— Do this —
Your task is to copy the listing exactly, with the pictures left out.

____________________

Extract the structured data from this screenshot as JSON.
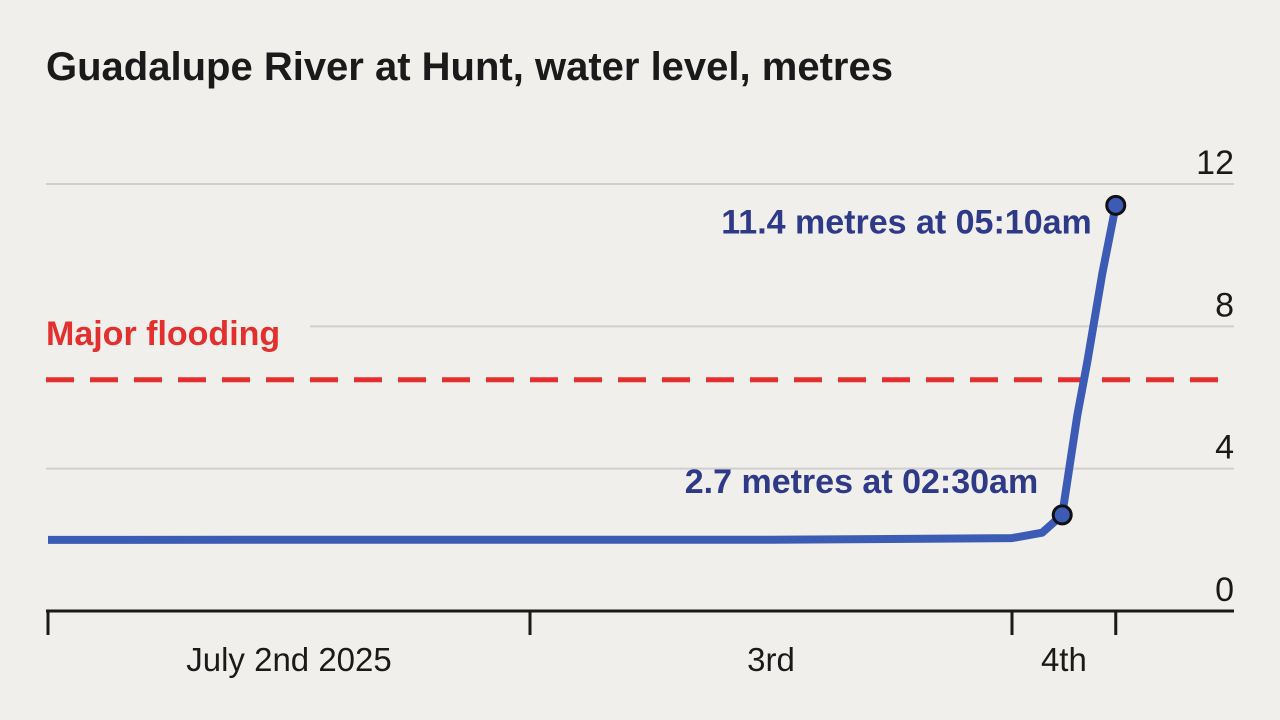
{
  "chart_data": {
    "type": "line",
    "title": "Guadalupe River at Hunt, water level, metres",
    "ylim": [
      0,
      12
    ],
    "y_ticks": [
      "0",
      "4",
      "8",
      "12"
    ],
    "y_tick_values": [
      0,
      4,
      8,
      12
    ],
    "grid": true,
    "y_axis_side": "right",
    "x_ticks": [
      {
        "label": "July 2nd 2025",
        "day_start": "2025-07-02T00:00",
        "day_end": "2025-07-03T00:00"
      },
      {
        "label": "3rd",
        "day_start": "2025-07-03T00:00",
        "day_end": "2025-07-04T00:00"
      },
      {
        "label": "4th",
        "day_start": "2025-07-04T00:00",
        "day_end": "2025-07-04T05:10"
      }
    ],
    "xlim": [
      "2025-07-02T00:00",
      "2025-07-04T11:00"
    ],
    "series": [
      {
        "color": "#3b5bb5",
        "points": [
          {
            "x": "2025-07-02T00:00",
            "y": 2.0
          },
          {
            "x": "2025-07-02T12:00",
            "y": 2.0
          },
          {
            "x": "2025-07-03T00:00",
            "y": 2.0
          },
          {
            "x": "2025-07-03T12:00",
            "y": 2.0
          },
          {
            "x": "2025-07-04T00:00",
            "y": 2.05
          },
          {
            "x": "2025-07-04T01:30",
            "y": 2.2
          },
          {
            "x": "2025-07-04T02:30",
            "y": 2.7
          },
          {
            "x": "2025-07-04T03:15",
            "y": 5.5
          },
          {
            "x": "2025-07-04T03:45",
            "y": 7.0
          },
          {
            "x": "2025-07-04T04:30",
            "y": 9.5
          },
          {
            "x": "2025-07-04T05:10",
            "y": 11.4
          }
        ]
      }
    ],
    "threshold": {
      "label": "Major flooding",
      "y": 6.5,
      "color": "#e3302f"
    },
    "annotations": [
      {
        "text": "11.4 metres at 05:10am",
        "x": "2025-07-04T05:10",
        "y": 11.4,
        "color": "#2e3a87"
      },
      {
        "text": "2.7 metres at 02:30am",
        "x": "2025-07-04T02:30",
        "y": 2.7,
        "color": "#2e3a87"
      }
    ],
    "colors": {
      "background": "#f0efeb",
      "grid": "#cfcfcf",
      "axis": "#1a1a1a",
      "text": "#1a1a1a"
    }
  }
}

____________________

— Solution to this task —
Extract the structured data from this screenshot as JSON.
{
  "chart_data": {
    "type": "line",
    "title": "Guadalupe River at Hunt, water level, metres",
    "ylim": [
      0,
      12
    ],
    "y_ticks": [
      "0",
      "4",
      "8",
      "12"
    ],
    "y_tick_values": [
      0,
      4,
      8,
      12
    ],
    "grid": true,
    "y_axis_side": "right",
    "x_ticks": [
      {
        "label": "July 2nd 2025",
        "day_start": "2025-07-02T00:00",
        "day_end": "2025-07-03T00:00"
      },
      {
        "label": "3rd",
        "day_start": "2025-07-03T00:00",
        "day_end": "2025-07-04T00:00"
      },
      {
        "label": "4th",
        "day_start": "2025-07-04T00:00",
        "day_end": "2025-07-04T05:10"
      }
    ],
    "xlim": [
      "2025-07-02T00:00",
      "2025-07-04T11:00"
    ],
    "series": [
      {
        "color": "#3b5bb5",
        "points": [
          {
            "x": "2025-07-02T00:00",
            "y": 2.0
          },
          {
            "x": "2025-07-02T12:00",
            "y": 2.0
          },
          {
            "x": "2025-07-03T00:00",
            "y": 2.0
          },
          {
            "x": "2025-07-03T12:00",
            "y": 2.0
          },
          {
            "x": "2025-07-04T00:00",
            "y": 2.05
          },
          {
            "x": "2025-07-04T01:30",
            "y": 2.2
          },
          {
            "x": "2025-07-04T02:30",
            "y": 2.7
          },
          {
            "x": "2025-07-04T03:15",
            "y": 5.5
          },
          {
            "x": "2025-07-04T03:45",
            "y": 7.0
          },
          {
            "x": "2025-07-04T04:30",
            "y": 9.5
          },
          {
            "x": "2025-07-04T05:10",
            "y": 11.4
          }
        ]
      }
    ],
    "threshold": {
      "label": "Major flooding",
      "y": 6.5,
      "color": "#e3302f"
    },
    "annotations": [
      {
        "text": "11.4 metres at 05:10am",
        "x": "2025-07-04T05:10",
        "y": 11.4,
        "color": "#2e3a87"
      },
      {
        "text": "2.7 metres at 02:30am",
        "x": "2025-07-04T02:30",
        "y": 2.7,
        "color": "#2e3a87"
      }
    ],
    "colors": {
      "background": "#f0efeb",
      "grid": "#cfcfcf",
      "axis": "#1a1a1a",
      "text": "#1a1a1a"
    }
  }
}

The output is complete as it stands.